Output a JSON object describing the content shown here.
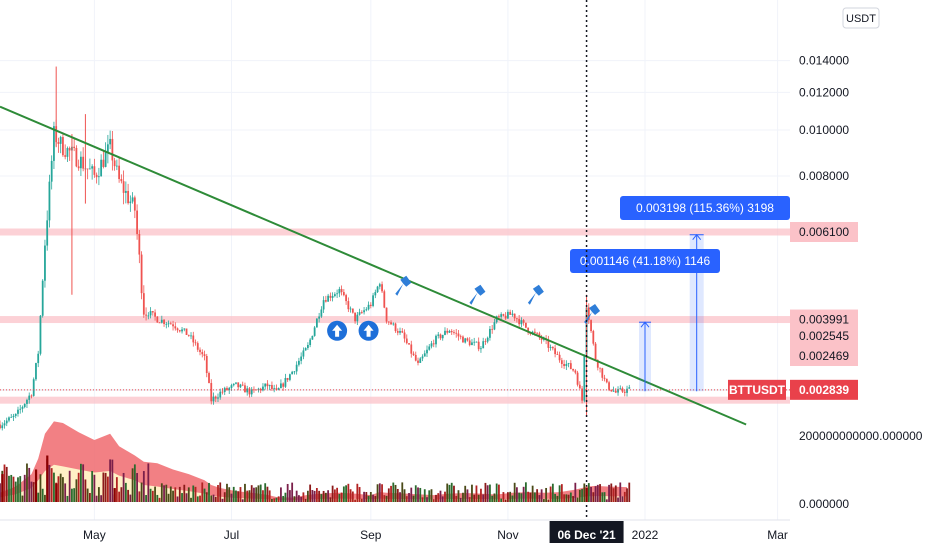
{
  "chart_data": {
    "type": "candlestick",
    "symbol": "BTTUSDT",
    "quote_currency": "USDT",
    "last_price": "0.002839",
    "y_axis": {
      "scale": "log",
      "ylim": [
        0.00215,
        0.0155
      ],
      "tick_labels": [
        "0.014000",
        "0.012000",
        "0.010000",
        "0.008000",
        "0.006100",
        "0.003991",
        "0.002545",
        "0.002469"
      ],
      "tick_values": [
        0.014,
        0.012,
        0.01,
        0.008,
        0.0061,
        0.003991,
        0.002545,
        0.002469
      ],
      "highlighted_labels": [
        "0.006100",
        "0.003991",
        "0.002545",
        "0.002469"
      ]
    },
    "x_axis": {
      "ticks": [
        {
          "label": "May",
          "date": "2021-05-01"
        },
        {
          "label": "Jul",
          "date": "2021-07-01"
        },
        {
          "label": "Sep",
          "date": "2021-09-01"
        },
        {
          "label": "Nov",
          "date": "2021-11-01"
        },
        {
          "label": "2022",
          "date": "2022-01-01"
        },
        {
          "label": "Mar",
          "date": "2022-03-01"
        }
      ],
      "crosshair_label": "06 Dec '21",
      "crosshair_date": "2021-12-06"
    },
    "price_series": {
      "dates": [
        "2021-03-20",
        "2021-03-27",
        "2021-04-03",
        "2021-04-06",
        "2021-04-09",
        "2021-04-13",
        "2021-04-17",
        "2021-04-24",
        "2021-05-01",
        "2021-05-08",
        "2021-05-12",
        "2021-05-19",
        "2021-05-23",
        "2021-05-29",
        "2021-06-05",
        "2021-06-12",
        "2021-06-19",
        "2021-06-22",
        "2021-06-26",
        "2021-07-03",
        "2021-07-10",
        "2021-07-17",
        "2021-07-21",
        "2021-07-28",
        "2021-08-04",
        "2021-08-11",
        "2021-08-18",
        "2021-08-25",
        "2021-09-01",
        "2021-09-05",
        "2021-09-08",
        "2021-09-15",
        "2021-09-22",
        "2021-09-29",
        "2021-10-06",
        "2021-10-13",
        "2021-10-20",
        "2021-10-27",
        "2021-11-03",
        "2021-11-10",
        "2021-11-17",
        "2021-11-24",
        "2021-12-01",
        "2021-12-04",
        "2021-12-06",
        "2021-12-10",
        "2021-12-15",
        "2021-12-19",
        "2021-12-24"
      ],
      "close": [
        0.0024,
        0.0025,
        0.0028,
        0.0034,
        0.0058,
        0.0098,
        0.0092,
        0.0087,
        0.008,
        0.0092,
        0.0078,
        0.0068,
        0.0042,
        0.004,
        0.0039,
        0.0037,
        0.0033,
        0.0027,
        0.0028,
        0.0029,
        0.0028,
        0.0029,
        0.0028,
        0.0031,
        0.0035,
        0.0044,
        0.0046,
        0.004,
        0.0043,
        0.0048,
        0.004,
        0.0037,
        0.0032,
        0.0036,
        0.0038,
        0.0036,
        0.0035,
        0.004,
        0.0041,
        0.0038,
        0.0036,
        0.0033,
        0.0031,
        0.0027,
        0.0043,
        0.0033,
        0.0029,
        0.0028,
        0.00284
      ]
    },
    "volume_series": {
      "y_tick_labels": [
        "200000000000.000000",
        "0.000000"
      ],
      "y_tick_values": [
        200000000000,
        0
      ],
      "envelope_max": [
        30000000000.0,
        50000000000.0,
        90000000000.0,
        140000000000.0,
        220000000000.0,
        260000000000.0,
        255000000000.0,
        225000000000.0,
        200000000000.0,
        220000000000.0,
        180000000000.0,
        150000000000.0,
        130000000000.0,
        125000000000.0,
        105000000000.0,
        90000000000.0,
        70000000000.0,
        55000000000.0,
        45000000000.0,
        35000000000.0,
        30000000000.0,
        23000000000.0,
        16000000000.0,
        14000000000.0,
        23000000000.0,
        28000000000.0,
        30000000000.0,
        27000000000.0,
        22000000000.0,
        32000000000.0,
        30000000000.0,
        28000000000.0,
        25000000000.0,
        22000000000.0,
        27000000000.0,
        29000000000.0,
        27000000000.0,
        24000000000.0,
        30000000000.0,
        32000000000.0,
        30000000000.0,
        32000000000.0,
        40000000000.0,
        45000000000.0,
        50000000000.0,
        52000000000.0,
        50000000000.0,
        49000000000.0,
        48000000000.0
      ],
      "envelope_mid": [
        15000000000.0,
        25000000000.0,
        45000000000.0,
        70000000000.0,
        100000000000.0,
        120000000000.0,
        115000000000.0,
        105000000000.0,
        95000000000.0,
        100000000000.0,
        85000000000.0,
        70000000000.0,
        55000000000.0,
        50000000000.0,
        42000000000.0,
        35000000000.0,
        27000000000.0,
        21000000000.0,
        17000000000.0,
        13000000000.0,
        11000000000.0,
        9000000000.0,
        7000000000.0,
        6000000000.0,
        8000000000.0,
        10000000000.0,
        11000000000.0,
        10000000000.0,
        9000000000.0,
        11000000000.0,
        10000000000.0,
        9500000000.0,
        9000000000.0,
        8000000000.0,
        9500000000.0,
        10000000000.0,
        9500000000.0,
        9000000000.0,
        10000000000.0,
        11000000000.0,
        10000000000.0,
        10000000000.0,
        13000000000.0,
        16000000000.0,
        18000000000.0,
        19000000000.0,
        19000000000.0,
        18000000000.0,
        18000000000.0
      ],
      "spikes": [
        {
          "date": "2021-03-21",
          "value": 90000000000.0
        },
        {
          "date": "2021-04-05",
          "value": 105000000000.0
        },
        {
          "date": "2021-04-10",
          "value": 150000000000.0
        },
        {
          "date": "2021-04-14",
          "value": 60000000000.0
        },
        {
          "date": "2021-05-10",
          "value": 45000000000.0
        },
        {
          "date": "2021-12-06",
          "value": 46000000000.0
        }
      ]
    },
    "annotations": {
      "horizontal_zones": [
        {
          "price": 0.0061,
          "color": "#fbc2c8"
        },
        {
          "price": 0.003991,
          "color": "#fbc2c8"
        },
        {
          "price": 0.0027,
          "color": "#fbc2c8"
        }
      ],
      "trendline": {
        "from": {
          "date": "2021-03-20",
          "price": 0.0112
        },
        "to": {
          "date": "2022-02-15",
          "price": 0.0024
        },
        "color": "#2e8b38"
      },
      "measure_callouts": [
        {
          "text": "0.003198 (115.36%) 3198",
          "from_price": 0.00282,
          "to_price": 0.00602,
          "date": "2022-01-24"
        },
        {
          "text": "0.001146 (41.18%) 1146",
          "from_price": 0.00282,
          "to_price": 0.00394,
          "date": "2022-01-01"
        }
      ],
      "up_arrow_markers": [
        {
          "date": "2021-08-17",
          "price": 0.00378
        },
        {
          "date": "2021-08-31",
          "price": 0.00378
        }
      ],
      "flag_markers": [
        {
          "date": "2021-09-15",
          "price": 0.0047
        },
        {
          "date": "2021-10-18",
          "price": 0.0045
        },
        {
          "date": "2021-11-13",
          "price": 0.0045
        },
        {
          "date": "2021-12-08",
          "price": 0.0041
        }
      ]
    },
    "colors": {
      "up": "#26a69a",
      "down": "#ef5350",
      "trendline": "#2e8b38",
      "zone": "#fbc2c8",
      "callout": "#2962ff",
      "symbol_tag": "#e9414b",
      "volume_max": "#f06a6f",
      "volume_mid": "#fff6c9"
    }
  }
}
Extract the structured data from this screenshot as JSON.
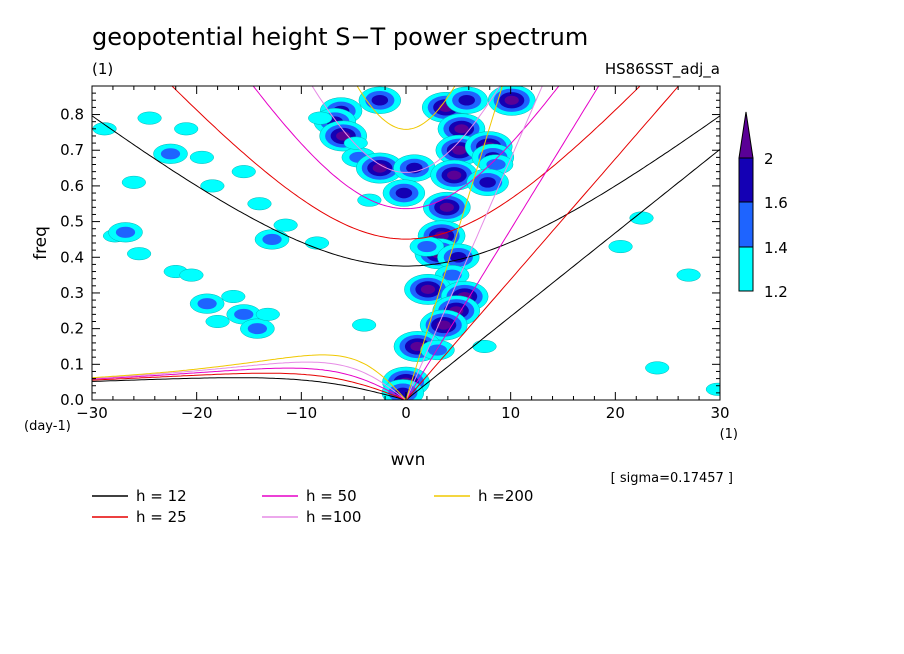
{
  "chart_data": {
    "type": "contour",
    "title": "geopotential height S−T power spectrum",
    "subtitle_left": "(1)",
    "subtitle_right": "HS86SST_adj_a",
    "xlabel": "wvn",
    "ylabel": "freq",
    "x_unit": "(1)",
    "y_unit": "(day-1)",
    "xlim": [
      -30,
      30
    ],
    "ylim": [
      0,
      0.88
    ],
    "x_ticks": [
      -30,
      -20,
      -10,
      0,
      10,
      20,
      30
    ],
    "x_tick_labels": [
      "−30",
      "−20",
      "−10",
      "0",
      "10",
      "20",
      "30"
    ],
    "y_ticks": [
      0,
      0.1,
      0.2,
      0.3,
      0.4,
      0.5,
      0.6,
      0.7,
      0.8
    ],
    "y_tick_labels": [
      "0.0",
      "0.1",
      "0.2",
      "0.3",
      "0.4",
      "0.5",
      "0.6",
      "0.7",
      "0.8"
    ],
    "sigma_note": "[ sigma=0.17457 ]",
    "colorbar": {
      "levels": [
        1.2,
        1.4,
        1.6,
        2
      ],
      "level_labels": [
        "1.2",
        "1.4",
        "1.6",
        "2"
      ],
      "colors": [
        "#00ffff",
        "#1e64ff",
        "#1400b4",
        "#5a0096"
      ]
    },
    "dispersion_curves": [
      {
        "label": "h = 12",
        "h": 12,
        "color": "#000000"
      },
      {
        "label": "h = 25",
        "h": 25,
        "color": "#e60000"
      },
      {
        "label": "h = 50",
        "h": 50,
        "color": "#e600c8"
      },
      {
        "label": "h =100",
        "h": 100,
        "color": "#e68ce6"
      },
      {
        "label": "h =200",
        "h": 200,
        "color": "#f0c800"
      }
    ],
    "power_blobs": [
      {
        "x": 3.8,
        "y": 0.82,
        "level": 2
      },
      {
        "x": -2.5,
        "y": 0.84,
        "level": 1.6
      },
      {
        "x": 5.8,
        "y": 0.84,
        "level": 1.6
      },
      {
        "x": 10.1,
        "y": 0.84,
        "level": 2
      },
      {
        "x": -6.2,
        "y": 0.81,
        "level": 1.6
      },
      {
        "x": -6.8,
        "y": 0.78,
        "level": 1.6
      },
      {
        "x": -6.0,
        "y": 0.74,
        "level": 2
      },
      {
        "x": -8.2,
        "y": 0.79,
        "level": 1.2
      },
      {
        "x": 5.3,
        "y": 0.76,
        "level": 2
      },
      {
        "x": 5.1,
        "y": 0.7,
        "level": 2
      },
      {
        "x": -4.5,
        "y": 0.68,
        "level": 1.4
      },
      {
        "x": -4.8,
        "y": 0.72,
        "level": 1.2
      },
      {
        "x": -2.5,
        "y": 0.65,
        "level": 2
      },
      {
        "x": 0.8,
        "y": 0.65,
        "level": 1.6
      },
      {
        "x": 4.6,
        "y": 0.63,
        "level": 2
      },
      {
        "x": 7.9,
        "y": 0.71,
        "level": 2
      },
      {
        "x": 8.3,
        "y": 0.68,
        "level": 1.6
      },
      {
        "x": 8.6,
        "y": 0.66,
        "level": 1.4
      },
      {
        "x": 7.8,
        "y": 0.61,
        "level": 1.6
      },
      {
        "x": -0.2,
        "y": 0.58,
        "level": 1.6
      },
      {
        "x": -3.5,
        "y": 0.56,
        "level": 1.2
      },
      {
        "x": 3.9,
        "y": 0.54,
        "level": 2
      },
      {
        "x": 3.4,
        "y": 0.46,
        "level": 2
      },
      {
        "x": 3.1,
        "y": 0.41,
        "level": 2
      },
      {
        "x": 2.0,
        "y": 0.43,
        "level": 1.4
      },
      {
        "x": 5.0,
        "y": 0.4,
        "level": 1.6
      },
      {
        "x": 4.4,
        "y": 0.35,
        "level": 1.4
      },
      {
        "x": 2.1,
        "y": 0.31,
        "level": 2
      },
      {
        "x": 5.6,
        "y": 0.29,
        "level": 2
      },
      {
        "x": 4.8,
        "y": 0.25,
        "level": 2
      },
      {
        "x": 3.6,
        "y": 0.21,
        "level": 2
      },
      {
        "x": 1.1,
        "y": 0.15,
        "level": 2
      },
      {
        "x": 3.0,
        "y": 0.14,
        "level": 1.4
      },
      {
        "x": 0.0,
        "y": 0.05,
        "level": 2
      },
      {
        "x": -0.3,
        "y": 0.02,
        "level": 1.6
      },
      {
        "x": -24.5,
        "y": 0.79,
        "level": 1.2
      },
      {
        "x": -28.8,
        "y": 0.76,
        "level": 1.2
      },
      {
        "x": -21.0,
        "y": 0.76,
        "level": 1.2
      },
      {
        "x": -22.5,
        "y": 0.69,
        "level": 1.4
      },
      {
        "x": -19.5,
        "y": 0.68,
        "level": 1.2
      },
      {
        "x": -15.5,
        "y": 0.64,
        "level": 1.2
      },
      {
        "x": -26.0,
        "y": 0.61,
        "level": 1.2
      },
      {
        "x": -18.5,
        "y": 0.6,
        "level": 1.2
      },
      {
        "x": -14.0,
        "y": 0.55,
        "level": 1.2
      },
      {
        "x": -11.5,
        "y": 0.49,
        "level": 1.2
      },
      {
        "x": -27.8,
        "y": 0.46,
        "level": 1.2
      },
      {
        "x": -26.8,
        "y": 0.47,
        "level": 1.4
      },
      {
        "x": -25.5,
        "y": 0.41,
        "level": 1.2
      },
      {
        "x": -12.8,
        "y": 0.45,
        "level": 1.4
      },
      {
        "x": -8.5,
        "y": 0.44,
        "level": 1.2
      },
      {
        "x": -22.0,
        "y": 0.36,
        "level": 1.2
      },
      {
        "x": -20.5,
        "y": 0.35,
        "level": 1.2
      },
      {
        "x": -19.0,
        "y": 0.27,
        "level": 1.4
      },
      {
        "x": -16.5,
        "y": 0.29,
        "level": 1.2
      },
      {
        "x": -15.5,
        "y": 0.24,
        "level": 1.4
      },
      {
        "x": -14.2,
        "y": 0.2,
        "level": 1.4
      },
      {
        "x": -18.0,
        "y": 0.22,
        "level": 1.2
      },
      {
        "x": -13.2,
        "y": 0.24,
        "level": 1.2
      },
      {
        "x": -4.0,
        "y": 0.21,
        "level": 1.2
      },
      {
        "x": 22.5,
        "y": 0.51,
        "level": 1.2
      },
      {
        "x": 20.5,
        "y": 0.43,
        "level": 1.2
      },
      {
        "x": 27.0,
        "y": 0.35,
        "level": 1.2
      },
      {
        "x": 29.8,
        "y": 0.03,
        "level": 1.2
      },
      {
        "x": 24.0,
        "y": 0.09,
        "level": 1.2
      },
      {
        "x": 7.5,
        "y": 0.15,
        "level": 1.2
      }
    ]
  }
}
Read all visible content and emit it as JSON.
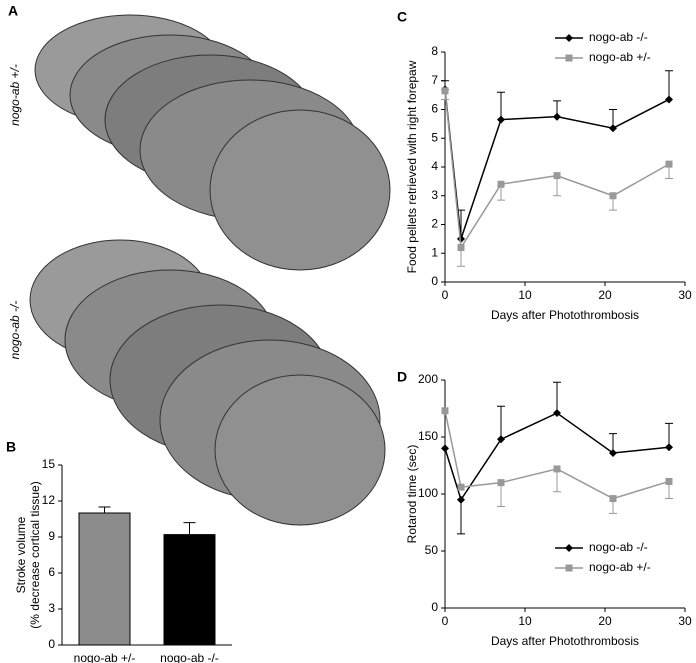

-=-=-=-=-

__Requirements__: Every line that holds the word "content" should be extracted.

__Reply__:
Output a JSON object describing the content shown here.
Read all visible content and emit it as JSON.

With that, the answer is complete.